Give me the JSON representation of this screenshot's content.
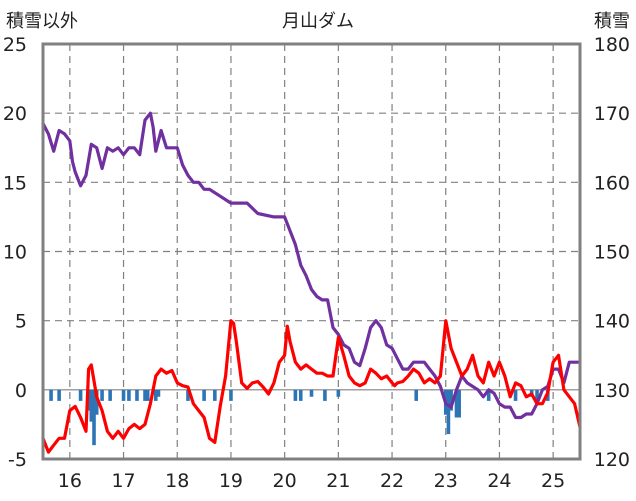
{
  "chart_data": {
    "type": "line",
    "title": "月山ダム",
    "left_axis": {
      "label": "積雪以外",
      "ylim": [
        -5,
        25
      ],
      "ticks": [
        "25",
        "20",
        "15",
        "10",
        "5",
        "0",
        "-5"
      ]
    },
    "right_axis": {
      "label": "積雪",
      "ylim": [
        120,
        180
      ],
      "ticks": [
        "180",
        "170",
        "160",
        "150",
        "140",
        "130",
        "120"
      ]
    },
    "x_axis": {
      "xlim": [
        15.5,
        25.5
      ],
      "ticks": [
        "16",
        "17",
        "18",
        "19",
        "20",
        "21",
        "22",
        "23",
        "24",
        "25"
      ]
    },
    "grid": true,
    "colors": {
      "snow": "#7030a0",
      "temperature": "#ff0000",
      "precip": "#2e75b6",
      "grid": "#808080",
      "frame": "#808080"
    },
    "series": [
      {
        "axis": "right",
        "role": "snow",
        "x": [
          15.5,
          15.6,
          15.7,
          15.8,
          15.9,
          16.0,
          16.05,
          16.1,
          16.2,
          16.3,
          16.4,
          16.5,
          16.6,
          16.7,
          16.8,
          16.9,
          17.0,
          17.1,
          17.2,
          17.3,
          17.4,
          17.5,
          17.55,
          17.6,
          17.7,
          17.8,
          17.9,
          18.0,
          18.1,
          18.2,
          18.3,
          18.4,
          18.5,
          18.6,
          18.8,
          19.0,
          19.1,
          19.3,
          19.5,
          19.8,
          20.0,
          20.05,
          20.2,
          20.3,
          20.4,
          20.5,
          20.6,
          20.7,
          20.8,
          20.9,
          21.0,
          21.1,
          21.2,
          21.3,
          21.4,
          21.5,
          21.6,
          21.7,
          21.8,
          21.9,
          22.0,
          22.1,
          22.2,
          22.3,
          22.4,
          22.5,
          22.6,
          22.7,
          22.8,
          22.9,
          23.0,
          23.1,
          23.2,
          23.3,
          23.4,
          23.5,
          23.6,
          23.7,
          23.8,
          23.9,
          24.0,
          24.1,
          24.2,
          24.3,
          24.4,
          24.5,
          24.6,
          24.7,
          24.8,
          24.9,
          25.0,
          25.1,
          25.2,
          25.3,
          25.4,
          25.5
        ],
        "values": [
          168.5,
          167,
          164.5,
          167.5,
          167,
          166,
          163,
          161.5,
          159.5,
          161,
          165.5,
          165,
          162,
          165,
          164.5,
          165,
          164,
          165,
          165,
          164,
          169,
          170,
          168,
          164.5,
          167.5,
          165,
          165,
          165,
          162.5,
          161,
          160,
          160,
          159,
          159,
          158,
          157,
          157,
          157,
          155.5,
          155,
          155,
          154,
          151,
          148,
          146.5,
          144.5,
          143.5,
          143,
          143,
          139,
          138,
          136.5,
          136,
          134,
          133.5,
          136,
          139,
          140,
          139,
          136.5,
          136,
          134.5,
          133,
          133,
          134,
          134,
          134,
          133,
          132,
          130.5,
          128,
          127.5,
          130,
          132,
          131,
          130.5,
          130,
          129,
          130,
          129.5,
          128,
          127.5,
          127.5,
          126,
          126,
          126.5,
          126.5,
          128,
          130,
          130.5,
          133,
          133,
          131,
          134,
          134,
          134
        ]
      },
      {
        "axis": "left",
        "role": "temperature",
        "x": [
          15.5,
          15.6,
          15.7,
          15.8,
          15.9,
          16.0,
          16.1,
          16.2,
          16.3,
          16.35,
          16.4,
          16.5,
          16.6,
          16.7,
          16.8,
          16.9,
          17.0,
          17.1,
          17.2,
          17.3,
          17.4,
          17.5,
          17.6,
          17.7,
          17.8,
          17.9,
          18.0,
          18.1,
          18.2,
          18.3,
          18.4,
          18.5,
          18.6,
          18.7,
          18.8,
          18.9,
          19.0,
          19.05,
          19.1,
          19.2,
          19.3,
          19.4,
          19.5,
          19.6,
          19.7,
          19.8,
          19.9,
          20.0,
          20.05,
          20.1,
          20.2,
          20.3,
          20.4,
          20.5,
          20.6,
          20.7,
          20.8,
          20.9,
          21.0,
          21.1,
          21.2,
          21.3,
          21.4,
          21.5,
          21.6,
          21.7,
          21.8,
          21.9,
          22.0,
          22.05,
          22.1,
          22.2,
          22.3,
          22.4,
          22.5,
          22.6,
          22.7,
          22.8,
          22.9,
          23.0,
          23.1,
          23.2,
          23.3,
          23.4,
          23.5,
          23.6,
          23.7,
          23.8,
          23.9,
          24.0,
          24.1,
          24.2,
          24.3,
          24.4,
          24.5,
          24.6,
          24.7,
          24.8,
          24.9,
          25.0,
          25.1,
          25.2,
          25.3,
          25.4,
          25.5
        ],
        "values": [
          -3.5,
          -4.5,
          -4,
          -3.5,
          -3.5,
          -1.5,
          -1.2,
          -2,
          -3,
          1.5,
          1.8,
          -0.5,
          -1.5,
          -3,
          -3.5,
          -3,
          -3.5,
          -2.8,
          -2.5,
          -2.8,
          -2.5,
          -1,
          1,
          1.5,
          1.2,
          1.4,
          0.5,
          0.3,
          0.2,
          -1,
          -1.5,
          -2,
          -3.5,
          -3.8,
          -1.2,
          1,
          5,
          4.8,
          3.5,
          0.5,
          0.1,
          0.5,
          0.6,
          0.2,
          -0.3,
          0.5,
          2,
          2.5,
          4.6,
          3.5,
          2,
          1.5,
          1.8,
          1.5,
          1.2,
          1.2,
          1,
          1,
          3.8,
          2.5,
          1,
          0.5,
          0.3,
          0.5,
          1.5,
          1.2,
          0.8,
          1,
          0.5,
          0.3,
          0.5,
          0.6,
          1,
          1.5,
          1.2,
          0.5,
          0.8,
          0.5,
          1,
          5,
          3,
          2,
          1,
          1.5,
          2.5,
          1,
          0.5,
          2,
          1,
          2,
          1,
          -0.5,
          0.5,
          0.3,
          -0.5,
          -0.3,
          -1,
          -1,
          -0.2,
          2,
          2.5,
          0,
          -0.5,
          -1,
          -2.7
        ]
      },
      {
        "axis": "left",
        "role": "precip",
        "type": "bar",
        "x": [
          15.65,
          15.8,
          16.2,
          16.35,
          16.4,
          16.45,
          16.5,
          16.6,
          16.75,
          17.0,
          17.1,
          17.25,
          17.4,
          17.45,
          17.6,
          17.65,
          18.2,
          18.5,
          18.7,
          19.0,
          20.2,
          20.3,
          20.5,
          20.75,
          21.0,
          22.45,
          23.0,
          23.05,
          23.1,
          23.2,
          23.25,
          23.8,
          24.3,
          24.6,
          24.7,
          24.9
        ],
        "values": [
          -0.8,
          -0.8,
          -0.8,
          -1.5,
          -2.3,
          -4,
          -1.8,
          -0.8,
          -0.8,
          -0.8,
          -0.8,
          -0.8,
          -0.8,
          -0.8,
          -0.8,
          -0.5,
          -0.8,
          -0.8,
          -0.8,
          -0.8,
          -0.8,
          -0.8,
          -0.5,
          -0.8,
          -0.5,
          -0.8,
          -1.8,
          -3.2,
          -1.5,
          -2,
          -2,
          -0.8,
          -0.8,
          -0.5,
          -0.8,
          -0.8
        ]
      }
    ]
  }
}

━━━━━━━━━━

What is needed
How many lines of the listing include the string "temperature"? Answer with the number alone.

Exercise answer
2